Gather all lines with the word "immigrants" in them.

BEGIN

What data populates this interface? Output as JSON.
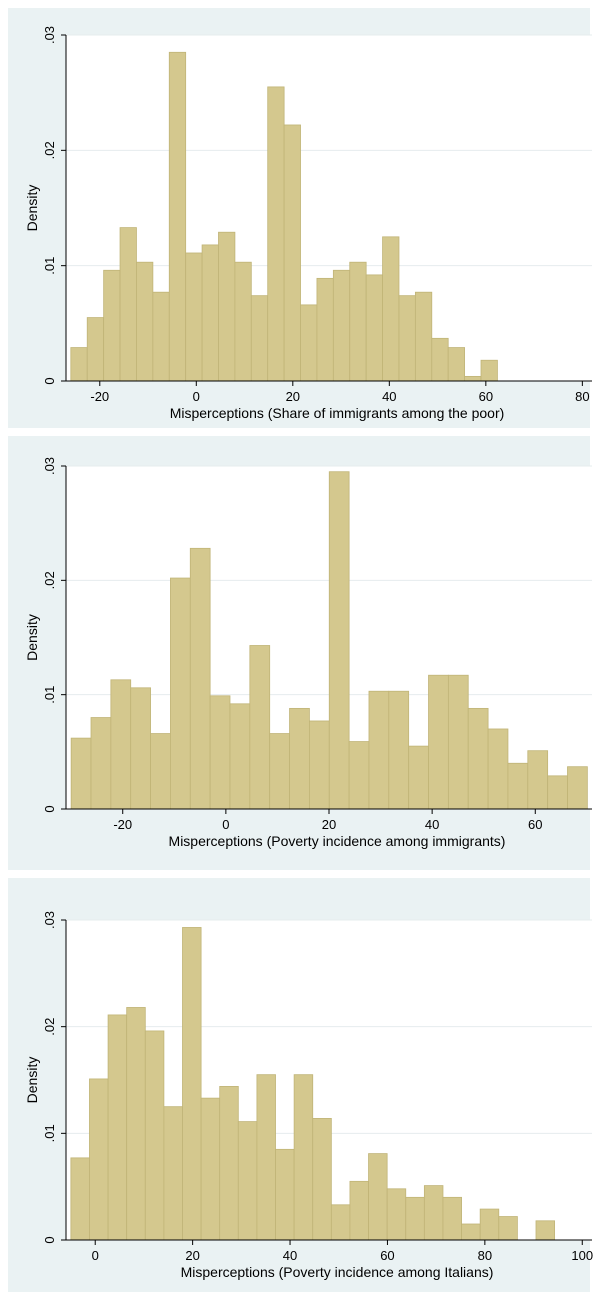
{
  "chart_data": [
    {
      "type": "bar",
      "subtype": "histogram",
      "xlabel": "Misperceptions (Share of immigrants among the poor)",
      "ylabel": "Density",
      "xlim": [
        -27,
        82
      ],
      "ylim": [
        0,
        0.03
      ],
      "xticks": [
        -20,
        0,
        20,
        40,
        60,
        80
      ],
      "xtick_labels": [
        "-20",
        "0",
        "20",
        "40",
        "60",
        "80"
      ],
      "yticks": [
        0,
        0.01,
        0.02,
        0.03
      ],
      "ytick_labels": [
        "0",
        ".01",
        ".02",
        ".03"
      ],
      "grid": true,
      "bar_color": "#d4c88e",
      "bar_edge": "#c0b477",
      "bin_start": -26,
      "bin_width": 3.4,
      "values": [
        0.0029,
        0.0055,
        0.0096,
        0.0133,
        0.0103,
        0.0077,
        0.0285,
        0.0111,
        0.0118,
        0.0129,
        0.0103,
        0.0074,
        0.0255,
        0.0222,
        0.0066,
        0.0089,
        0.0096,
        0.0103,
        0.0092,
        0.0125,
        0.0074,
        0.0077,
        0.0037,
        0.0029,
        0.0004,
        0.0018
      ]
    },
    {
      "type": "bar",
      "subtype": "histogram",
      "xlabel": "Misperceptions (Poverty incidence among immigrants)",
      "ylabel": "Density",
      "xlim": [
        -31,
        71
      ],
      "ylim": [
        0,
        0.03
      ],
      "xticks": [
        -20,
        0,
        20,
        40,
        60
      ],
      "xtick_labels": [
        "-20",
        "0",
        "20",
        "40",
        "60"
      ],
      "yticks": [
        0,
        0.01,
        0.02,
        0.03
      ],
      "ytick_labels": [
        "0",
        ".01",
        ".02",
        ".03"
      ],
      "grid": true,
      "bar_color": "#d4c88e",
      "bar_edge": "#c0b477",
      "bin_start": -30,
      "bin_width": 3.85,
      "values": [
        0.0062,
        0.008,
        0.0113,
        0.0106,
        0.0066,
        0.0202,
        0.0228,
        0.0099,
        0.0092,
        0.0143,
        0.0066,
        0.0088,
        0.0077,
        0.0295,
        0.0059,
        0.0103,
        0.0103,
        0.0055,
        0.0117,
        0.0117,
        0.0088,
        0.007,
        0.004,
        0.0051,
        0.0029,
        0.0037
      ]
    },
    {
      "type": "bar",
      "subtype": "histogram",
      "xlabel": "Misperceptions (Poverty incidence among Italians)",
      "ylabel": "Density",
      "xlim": [
        -6,
        102
      ],
      "ylim": [
        0,
        0.03
      ],
      "xticks": [
        0,
        20,
        40,
        60,
        80,
        100
      ],
      "xtick_labels": [
        "0",
        "20",
        "40",
        "60",
        "80",
        "100"
      ],
      "yticks": [
        0,
        0.01,
        0.02,
        0.03
      ],
      "ytick_labels": [
        "0",
        ".01",
        ".02",
        ".03"
      ],
      "grid": true,
      "bar_color": "#d4c88e",
      "bar_edge": "#c0b477",
      "bin_start": -5,
      "bin_width": 3.82,
      "values": [
        0.0077,
        0.0151,
        0.0211,
        0.0218,
        0.0196,
        0.0125,
        0.0293,
        0.0133,
        0.0144,
        0.0111,
        0.0155,
        0.0085,
        0.0155,
        0.0114,
        0.0033,
        0.0055,
        0.0081,
        0.0048,
        0.004,
        0.0051,
        0.004,
        0.0015,
        0.0029,
        0.0022,
        0,
        0.0018
      ]
    }
  ]
}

END

## Full answer:
      "xlabel": "Misperceptions (Share of immigrants among the poor)",
      "xlabel": "Misperceptions (Poverty incidence among immigrants)",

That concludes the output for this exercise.